## BEGIN RECORDS FOR THIS EXERCISE

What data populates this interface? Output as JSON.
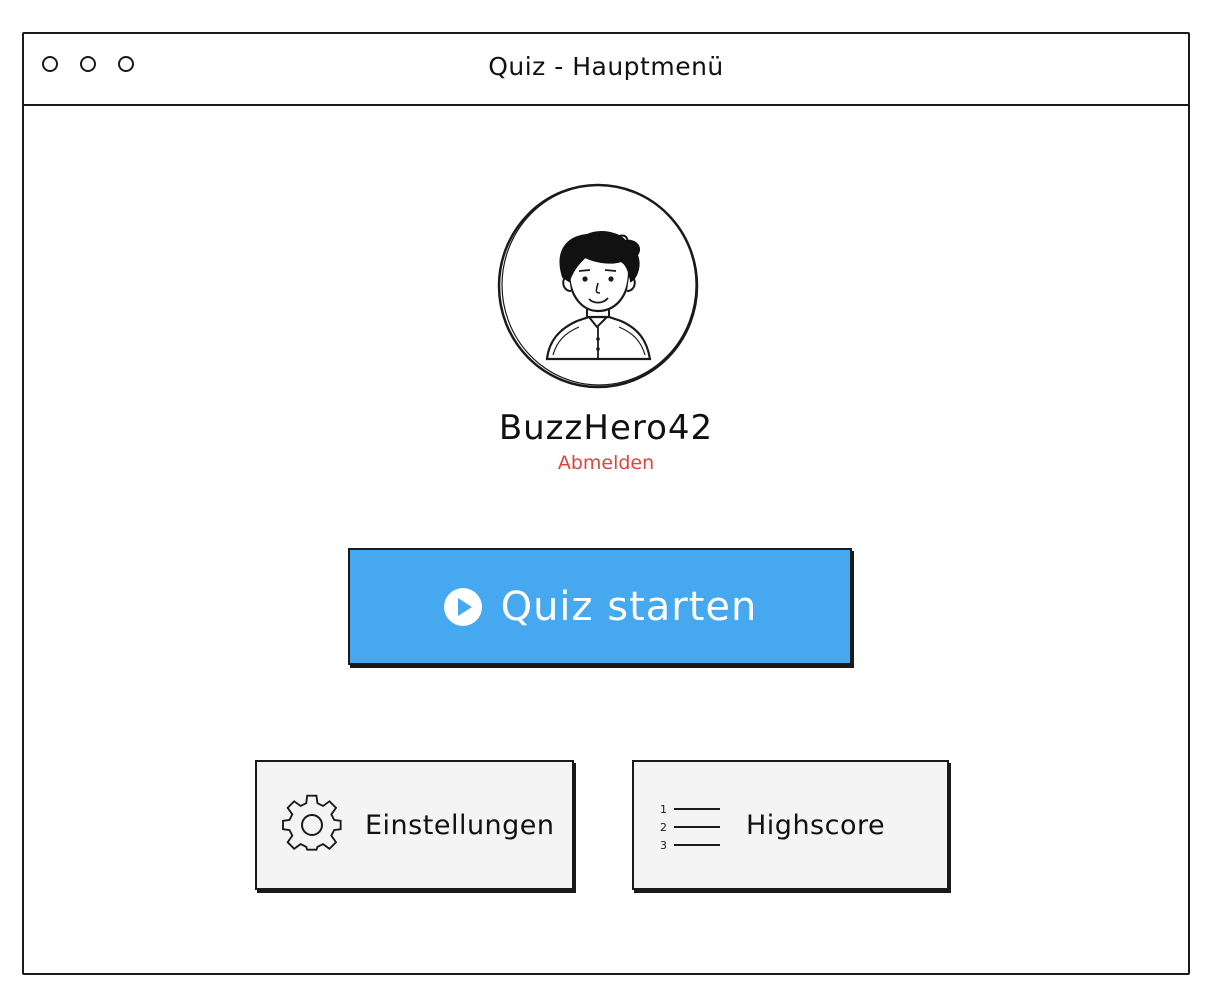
{
  "window": {
    "title": "Quiz - Hauptmenü",
    "controls": [
      "window-dot",
      "window-dot",
      "window-dot"
    ]
  },
  "profile": {
    "avatar_icon": "user-avatar-icon",
    "username": "BuzzHero42",
    "logout_label": "Abmelden",
    "logout_color": "#e0453a"
  },
  "actions": {
    "start": {
      "label": "Quiz starten",
      "icon": "play-icon",
      "background": "#46a8ef",
      "text_color": "#ffffff"
    },
    "settings": {
      "label": "Einstellungen",
      "icon": "gear-icon"
    },
    "highscore": {
      "label": "Highscore",
      "icon": "ranked-list-icon",
      "list_numbers": [
        "1",
        "2",
        "3"
      ]
    }
  }
}
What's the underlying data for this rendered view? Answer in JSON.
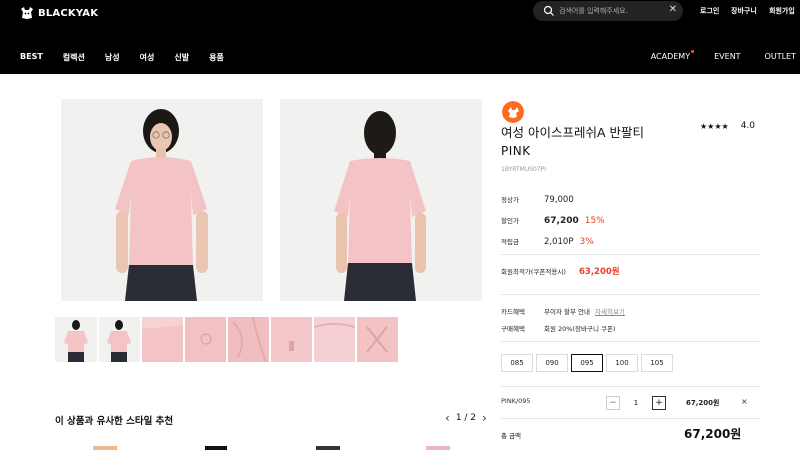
{
  "header": {
    "logo_text": "BLACKYAK",
    "search_placeholder": "검색어를 입력해주세요.",
    "utility": {
      "login": "로그인",
      "cart": "장바구니",
      "join": "회원가입"
    },
    "nav_left": [
      "BEST",
      "컬렉션",
      "남성",
      "여성",
      "신발",
      "용품"
    ],
    "nav_right": [
      "ACADEMY",
      "EVENT",
      "OUTLET"
    ]
  },
  "product": {
    "title": "여성 아이스프레쉬A 반팔티",
    "color": "PINK",
    "code": "1BYRTMUS07PI",
    "rating": {
      "stars": "★★★★",
      "score": "4.0"
    },
    "regular": {
      "label": "정상가",
      "value": "79,000"
    },
    "sale": {
      "label": "할인가",
      "value": "67,200",
      "percent": "15%"
    },
    "points": {
      "label": "적립금",
      "value": "2,010P",
      "percent": "3%"
    },
    "member": {
      "label": "회원최적가(쿠폰적용시)",
      "value": "63,200원"
    },
    "card_benefit": {
      "label": "카드혜택",
      "value": "무이자 할부 안내",
      "link": "자세히보기"
    },
    "buy_benefit": {
      "label": "구매혜택",
      "value": "회원 20%(장바구니 쿠폰)"
    },
    "sizes": [
      "085",
      "090",
      "095",
      "100",
      "105"
    ],
    "selected_size": "095",
    "option": {
      "line": "PINK/095",
      "qty": "1",
      "price": "67,200원",
      "minus": "−",
      "plus": "+",
      "delete": "×"
    },
    "total": {
      "label": "총 금액",
      "value": "67,200원"
    }
  },
  "recommend": {
    "title": "이 상품과 유사한 스타일 추천",
    "page": "1 / 2",
    "prev": "‹",
    "next": "›"
  },
  "colors": {
    "header_bg": "#000000",
    "accent_red": "#e8402c",
    "brand_orange": "#ff6a1f",
    "shirt_pink": "#f3c3c6",
    "image_bg": "#f2f2f0"
  }
}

## END RECORDS FOR THIS EXERCISE

#### REQUIRED TASK
Copy all the data exactly as written, but skip any picture.

#### RESULT OF THIS EXERCISE
What data populates this interface? Output as JSON.
{
  "window": {
    "title": "Quiz - Hauptmenü",
    "controls": [
      "window-dot",
      "window-dot",
      "window-dot"
    ]
  },
  "profile": {
    "avatar_icon": "user-avatar-icon",
    "username": "BuzzHero42",
    "logout_label": "Abmelden",
    "logout_color": "#e0453a"
  },
  "actions": {
    "start": {
      "label": "Quiz starten",
      "icon": "play-icon",
      "background": "#46a8ef",
      "text_color": "#ffffff"
    },
    "settings": {
      "label": "Einstellungen",
      "icon": "gear-icon"
    },
    "highscore": {
      "label": "Highscore",
      "icon": "ranked-list-icon",
      "list_numbers": [
        "1",
        "2",
        "3"
      ]
    }
  }
}
What's the underlying data for this rendered view? Answer in JSON.
{
  "header": {
    "logo_text": "BLACKYAK",
    "search_placeholder": "검색어를 입력해주세요.",
    "utility": {
      "login": "로그인",
      "cart": "장바구니",
      "join": "회원가입"
    },
    "nav_left": [
      "BEST",
      "컬렉션",
      "남성",
      "여성",
      "신발",
      "용품"
    ],
    "nav_right": [
      "ACADEMY",
      "EVENT",
      "OUTLET"
    ]
  },
  "product": {
    "title": "여성 아이스프레쉬A 반팔티",
    "color": "PINK",
    "code": "1BYRTMUS07PI",
    "rating": {
      "stars": "★★★★",
      "score": "4.0"
    },
    "regular": {
      "label": "정상가",
      "value": "79,000"
    },
    "sale": {
      "label": "할인가",
      "value": "67,200",
      "percent": "15%"
    },
    "points": {
      "label": "적립금",
      "value": "2,010P",
      "percent": "3%"
    },
    "member": {
      "label": "회원최적가(쿠폰적용시)",
      "value": "63,200원"
    },
    "card_benefit": {
      "label": "카드혜택",
      "value": "무이자 할부 안내",
      "link": "자세히보기"
    },
    "buy_benefit": {
      "label": "구매혜택",
      "value": "회원 20%(장바구니 쿠폰)"
    },
    "sizes": [
      "085",
      "090",
      "095",
      "100",
      "105"
    ],
    "selected_size": "095",
    "option": {
      "line": "PINK/095",
      "qty": "1",
      "price": "67,200원",
      "minus": "−",
      "plus": "+",
      "delete": "×"
    },
    "total": {
      "label": "총 금액",
      "value": "67,200원"
    }
  },
  "recommend": {
    "title": "이 상품과 유사한 스타일 추천",
    "page": "1 / 2",
    "prev": "‹",
    "next": "›"
  },
  "colors": {
    "header_bg": "#000000",
    "accent_red": "#e8402c",
    "brand_orange": "#ff6a1f",
    "shirt_pink": "#f3c3c6",
    "image_bg": "#f2f2f0"
  }
}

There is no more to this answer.